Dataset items

┏━━

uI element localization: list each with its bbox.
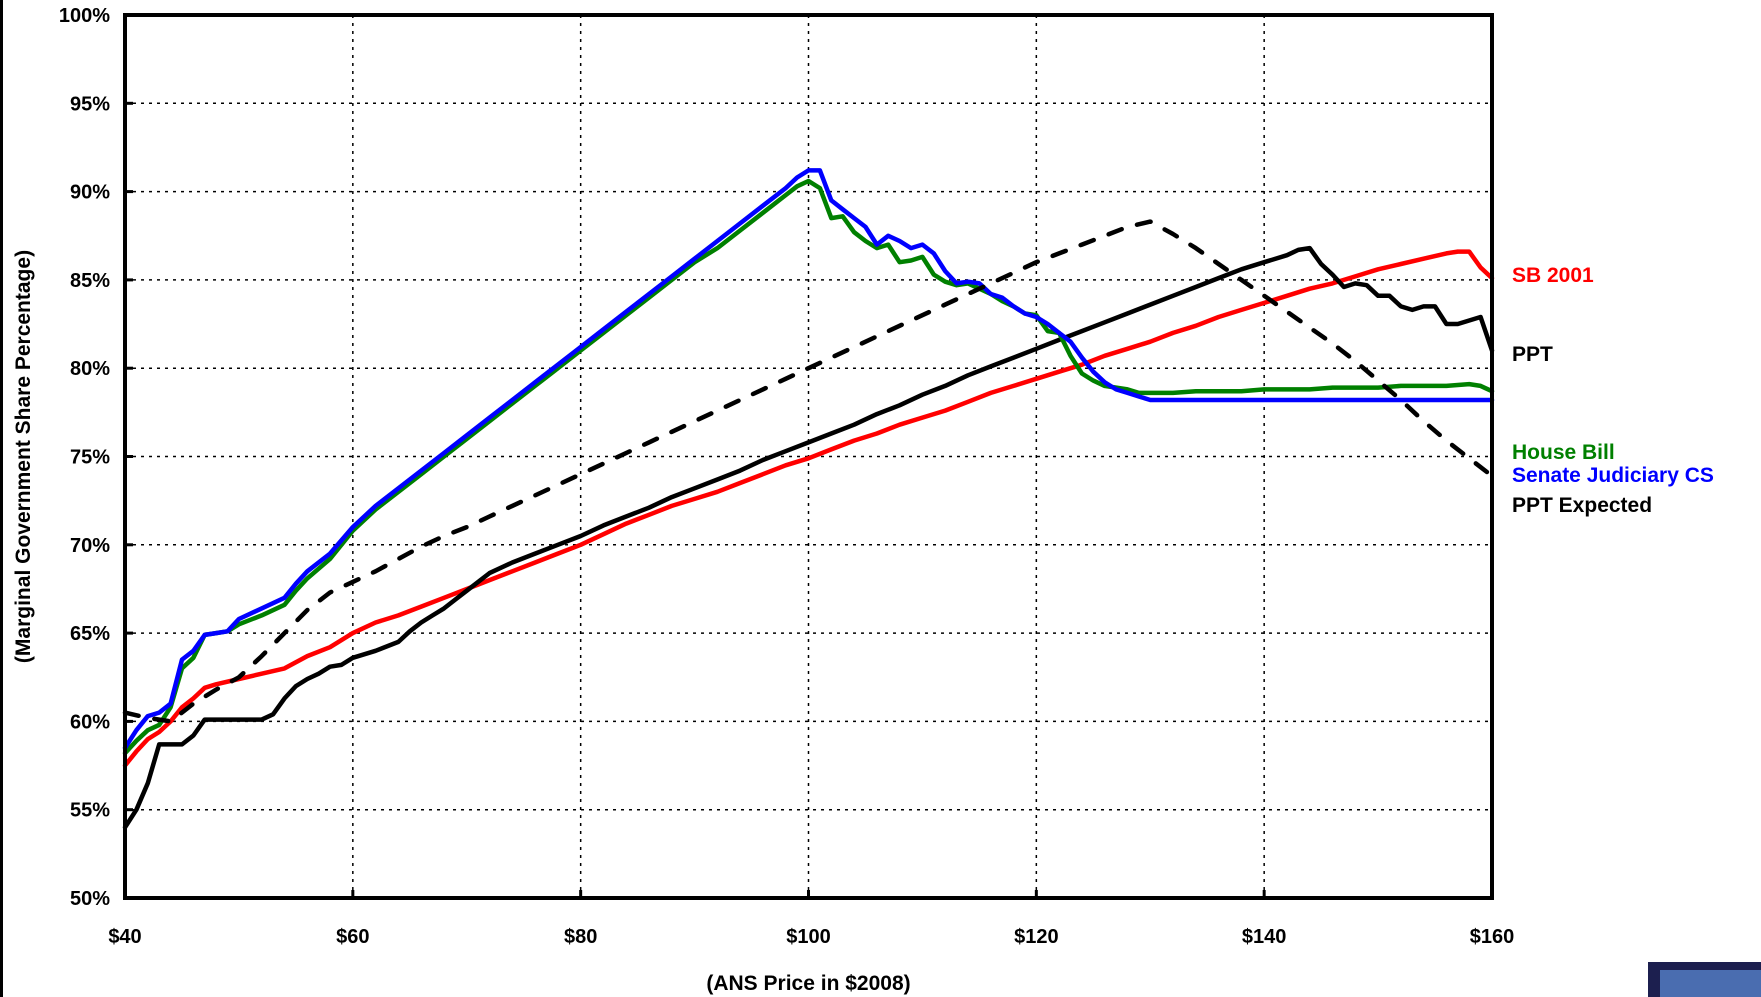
y-tick-label: 50% — [70, 888, 110, 910]
x-tick-label: $40 — [108, 926, 141, 948]
series-line-sb-2001 — [122, 249, 1495, 768]
x-tick-label: $100 — [786, 926, 831, 948]
series-line-ppt-expected — [122, 219, 1495, 724]
legend-label: SB 2001 — [1512, 264, 1594, 287]
y-tick-label: 60% — [70, 711, 110, 733]
y-tick-label: 65% — [70, 623, 110, 645]
legend-label: PPT Expected — [1512, 494, 1652, 517]
x-tick-label: $60 — [336, 926, 369, 948]
x-tick-label: $80 — [564, 926, 597, 948]
x-axis-ticks: $40 $60 $80 $100 $120 $140 $160 — [108, 890, 1514, 948]
legend-label: Senate Judiciary CS — [1512, 464, 1714, 487]
left-edge-bar — [0, 0, 3, 997]
legend-label: House Bill — [1512, 441, 1615, 464]
series-line-senate-judiciary-cs — [122, 168, 1495, 751]
y-tick-label: 70% — [70, 535, 110, 557]
corner-decoration — [1648, 962, 1761, 997]
y-tick-label: 100% — [59, 5, 110, 27]
legend-label: PPT — [1512, 343, 1553, 366]
series-group — [122, 168, 1495, 830]
x-tick-label: $140 — [1242, 926, 1287, 948]
y-axis-title: (Marginal Government Share Percentage) — [12, 250, 35, 663]
y-tick-label: 80% — [70, 358, 110, 380]
y-tick-label: 55% — [70, 800, 110, 822]
y-tick-label: 75% — [70, 447, 110, 469]
x-tick-label: $160 — [1470, 926, 1515, 948]
y-tick-label: 95% — [70, 93, 110, 115]
series-line-ppt — [122, 245, 1495, 830]
y-axis-ticks: 50% 55% 60% 65% 70% 75% 80% 85% 90% 95% 100% — [59, 5, 133, 910]
y-tick-label: 90% — [70, 182, 110, 204]
y-tick-label: 85% — [70, 270, 110, 292]
x-axis-title: (ANS Price in $2008) — [706, 972, 910, 995]
corner-decoration-inner — [1660, 970, 1761, 997]
series-line-house-bill — [122, 178, 1495, 756]
x-tick-label: $120 — [1014, 926, 1059, 948]
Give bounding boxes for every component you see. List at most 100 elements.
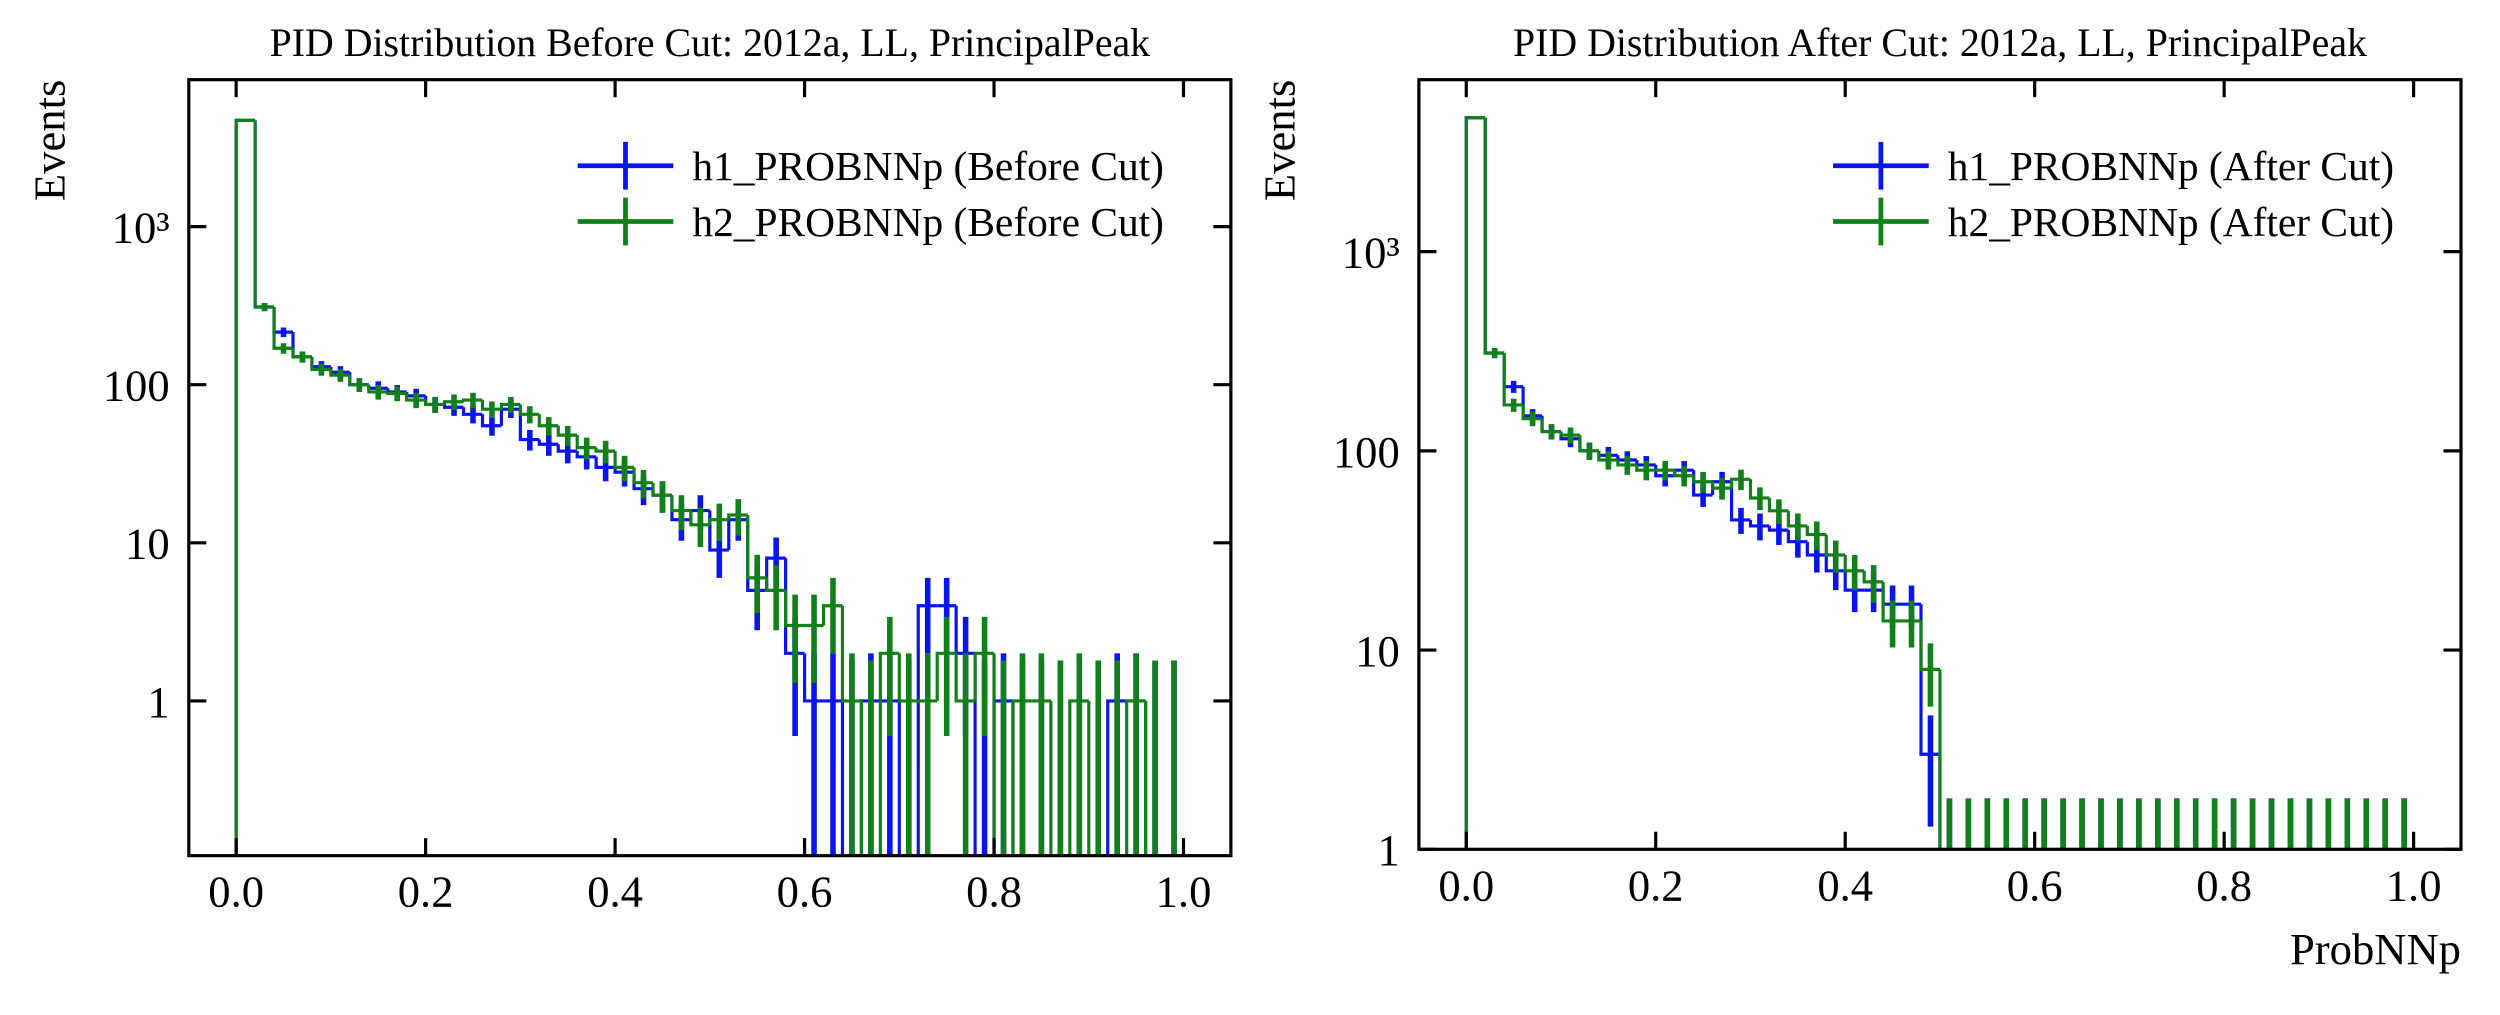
axes-frame xyxy=(1417,78,2463,851)
histogram-bin xyxy=(1824,534,1846,557)
histogram-bin xyxy=(935,651,957,701)
histogram-bin xyxy=(329,369,350,377)
histogram-bin xyxy=(727,513,748,520)
histogram-bin xyxy=(1673,470,1694,478)
histogram-bin xyxy=(1578,435,1599,453)
y-tick-label: 100 xyxy=(103,361,170,411)
histogram-bin xyxy=(1087,700,1091,856)
histogram-bin xyxy=(594,456,616,469)
histogram-bin xyxy=(1805,525,1827,537)
histogram-bin xyxy=(1767,497,1789,513)
histogram-bin xyxy=(1616,459,1637,467)
histogram-bin xyxy=(480,414,502,428)
histogram-bin xyxy=(670,495,691,513)
legend-label: h2_PROBNNp (After Cut) xyxy=(1948,199,2394,246)
histogram-bin xyxy=(272,307,293,350)
histogram-bin xyxy=(821,604,843,626)
histogram-bin xyxy=(613,451,635,469)
histogram-bin xyxy=(1049,700,1053,856)
legend-label: h1_PROBNNp (Before Cut) xyxy=(692,143,1164,190)
axes-frame xyxy=(187,78,1233,858)
x-tick-label: 0.4 xyxy=(587,867,643,917)
histogram-bin xyxy=(708,518,729,525)
histogram-bin xyxy=(1748,479,1770,500)
histogram-bin xyxy=(367,384,388,394)
histogram-bin xyxy=(1106,699,1127,856)
histogram-bin xyxy=(1464,116,1486,850)
histogram-bin xyxy=(480,400,502,411)
histogram-bin xyxy=(1011,699,1032,856)
histogram-bin xyxy=(1635,464,1656,472)
histogram-bin xyxy=(765,577,786,592)
x-tick-label: 0.8 xyxy=(966,867,1022,917)
histogram-bin xyxy=(310,356,331,371)
histogram-bin xyxy=(1654,464,1675,478)
histogram-bin xyxy=(973,651,995,701)
histogram-bin xyxy=(461,407,483,416)
x-tick-label: 1.0 xyxy=(1156,867,1212,917)
x-tick-label: 0.4 xyxy=(1817,860,1873,910)
histogram-bin xyxy=(518,404,540,416)
histogram-bin xyxy=(802,653,824,703)
histogram-bin xyxy=(1843,570,1865,592)
x-tick-label: 0.6 xyxy=(777,867,833,917)
histogram-bin xyxy=(1068,699,1089,856)
histogram-bin xyxy=(973,653,977,856)
y-tick-label: 10 xyxy=(1355,626,1400,676)
histogram-bin xyxy=(556,444,578,453)
histogram-bin xyxy=(1144,700,1148,856)
histogram-bin xyxy=(291,348,312,359)
histogram-bin xyxy=(1786,510,1808,528)
legend-label: h2_PROBNNp (Before Cut) xyxy=(692,199,1164,246)
histogram-bin xyxy=(916,604,938,856)
y-tick-label: 10³ xyxy=(1342,228,1400,278)
x-tick-label: 0.2 xyxy=(398,867,454,917)
histogram-bin xyxy=(461,398,483,402)
histogram-bin xyxy=(1862,570,1884,584)
histogram-bin xyxy=(632,467,653,485)
legend-label: h1_PROBNNp (After Cut) xyxy=(1948,143,2394,190)
histogram-bin xyxy=(1786,530,1808,544)
y-tick-label: 10³ xyxy=(112,203,170,253)
histogram-bin xyxy=(594,447,616,453)
x-tick-label: 0.8 xyxy=(2196,860,2252,910)
histogram-bin xyxy=(746,514,767,580)
histogram-bin xyxy=(954,653,976,703)
histogram-bin xyxy=(348,375,369,387)
histogram-bin xyxy=(575,451,597,459)
histogram-bin xyxy=(1767,525,1789,532)
histogram-bin xyxy=(499,402,521,410)
x-tick-label: 0.0 xyxy=(208,867,264,917)
plot-area xyxy=(234,118,1177,856)
histogram-bin xyxy=(234,118,256,856)
y-tick-label: 1 xyxy=(147,677,169,727)
histogram-bin xyxy=(1805,541,1827,557)
histogram-bin xyxy=(386,391,407,396)
histogram-bin xyxy=(1710,480,1732,496)
histogram-bin xyxy=(992,653,996,856)
series xyxy=(234,118,1177,856)
histogram-bin xyxy=(1881,581,1903,623)
histogram-bin xyxy=(651,482,672,497)
histogram-bin xyxy=(405,393,426,402)
x-tick-label: 0.2 xyxy=(1628,860,1684,910)
chart-title: PID Distribution After Cut: 2012a, LL, P… xyxy=(1513,21,2367,65)
histogram-bin xyxy=(1710,481,1732,490)
histogram-bin xyxy=(1824,555,1846,573)
histogram-bin xyxy=(878,651,900,856)
histogram-bin xyxy=(689,510,710,527)
histogram-bin xyxy=(537,439,559,446)
histogram-bin xyxy=(1597,450,1618,462)
y-tick-label: 100 xyxy=(1333,427,1400,477)
histogram-bin xyxy=(897,700,901,856)
x-tick-label: 1.0 xyxy=(2386,860,2442,910)
histogram-bin xyxy=(1540,418,1562,434)
histogram-bin xyxy=(253,120,275,309)
histogram-bin xyxy=(1748,519,1770,528)
y-tick-label: 1 xyxy=(1377,825,1399,875)
chart-title: PID Distribution Before Cut: 2012a, LL, … xyxy=(270,21,1151,65)
histogram-bin xyxy=(1729,481,1751,522)
histogram-bin xyxy=(1692,475,1713,484)
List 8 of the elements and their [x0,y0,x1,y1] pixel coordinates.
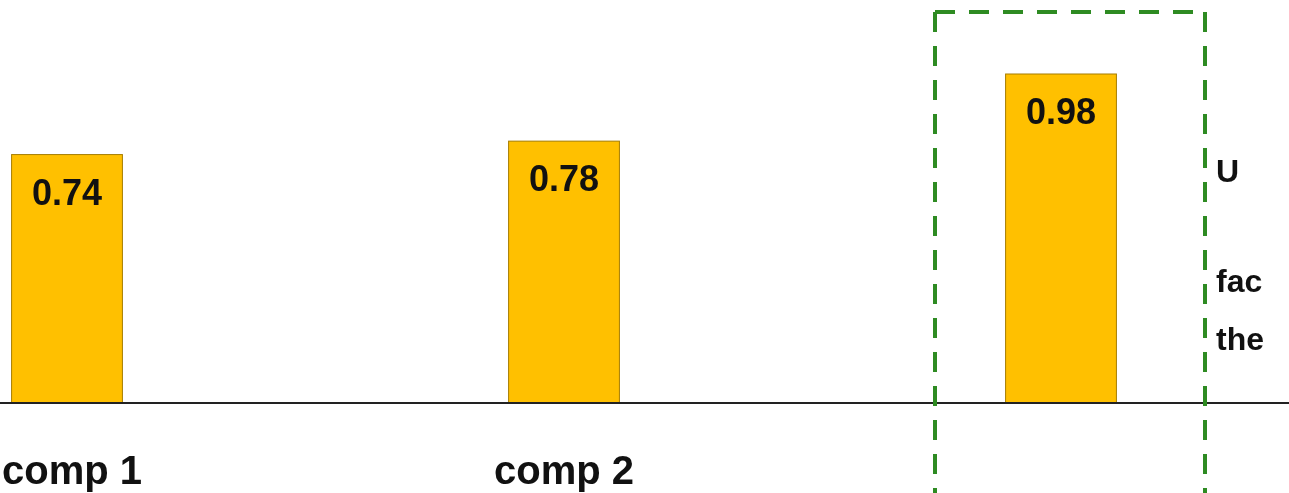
data-label: 0.74 [31,171,103,213]
data-label: 0.98 [1025,91,1097,132]
annotation: the [1216,321,1264,357]
x-tick-label: comp 2 [493,448,635,492]
annotation: fac [1216,263,1263,299]
x-tick-label: comp 1 [1,448,143,492]
annotation: U [1216,153,1240,189]
data-label: 0.78 [528,158,600,200]
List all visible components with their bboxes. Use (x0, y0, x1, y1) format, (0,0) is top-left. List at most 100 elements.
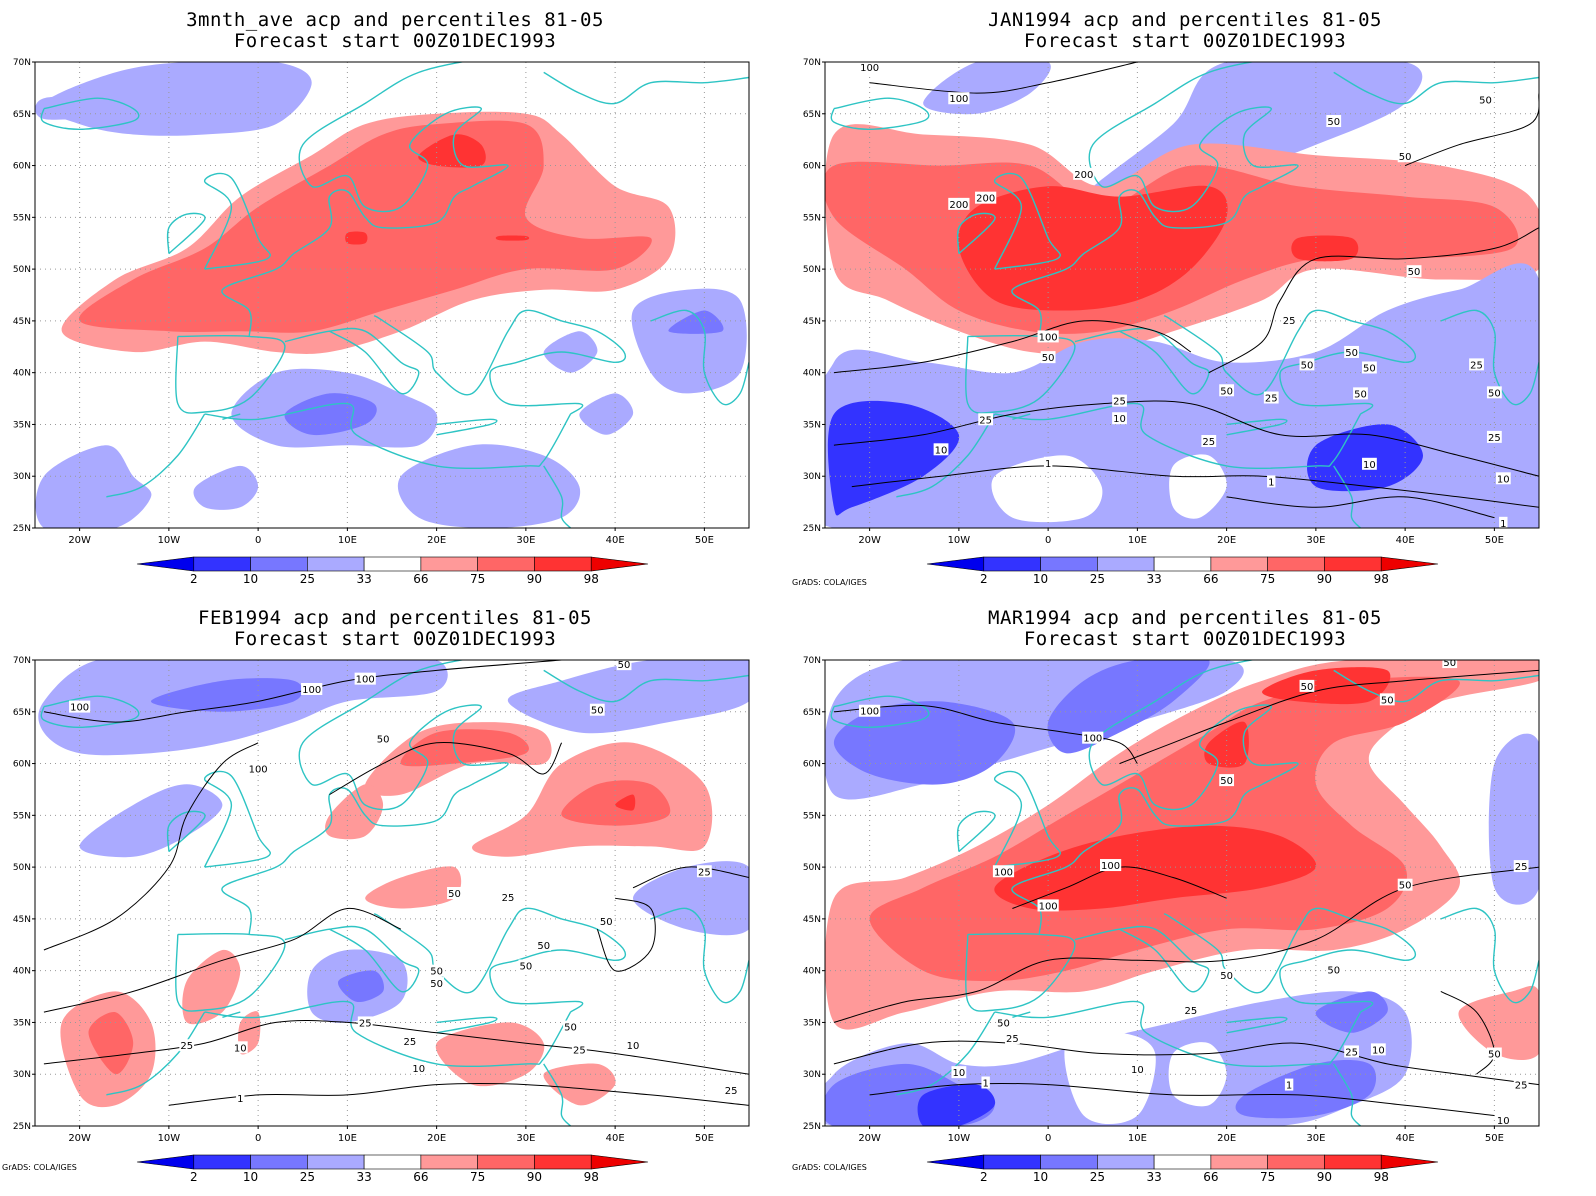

┗━━

• **JOB**: Copy out the lines of the rows unchanged, starting at the line containing "axes-frame xyxy=(1417,78,2463,851)" and ending at the line containing "x-tick-label: 0.4 xyxy=(587,867,643,917)", both included.

• **WRITTEN RESPONSE**:
axes-frame xyxy=(1417,78,2463,851)
histogram-bin xyxy=(1824,534,1846,557)
histogram-bin xyxy=(935,651,957,701)
histogram-bin xyxy=(329,369,350,377)
histogram-bin xyxy=(727,513,748,520)
histogram-bin xyxy=(1673,470,1694,478)
histogram-bin xyxy=(1578,435,1599,453)
y-tick-label: 100 xyxy=(103,361,170,411)
histogram-bin xyxy=(1087,700,1091,856)
histogram-bin xyxy=(594,456,616,469)
histogram-bin xyxy=(1805,525,1827,537)
histogram-bin xyxy=(1767,497,1789,513)
histogram-bin xyxy=(1616,459,1637,467)
histogram-bin xyxy=(480,414,502,428)
histogram-bin xyxy=(670,495,691,513)
legend-label: h2_PROBNNp (After Cut) xyxy=(1948,199,2394,246)
histogram-bin xyxy=(272,307,293,350)
histogram-bin xyxy=(821,604,843,626)
histogram-bin xyxy=(613,451,635,469)
histogram-bin xyxy=(1049,700,1053,856)
legend-label: h1_PROBNNp (Before Cut) xyxy=(692,143,1164,190)
axes-frame xyxy=(187,78,1233,858)
x-tick-label: 0.4 xyxy=(587,867,643,917)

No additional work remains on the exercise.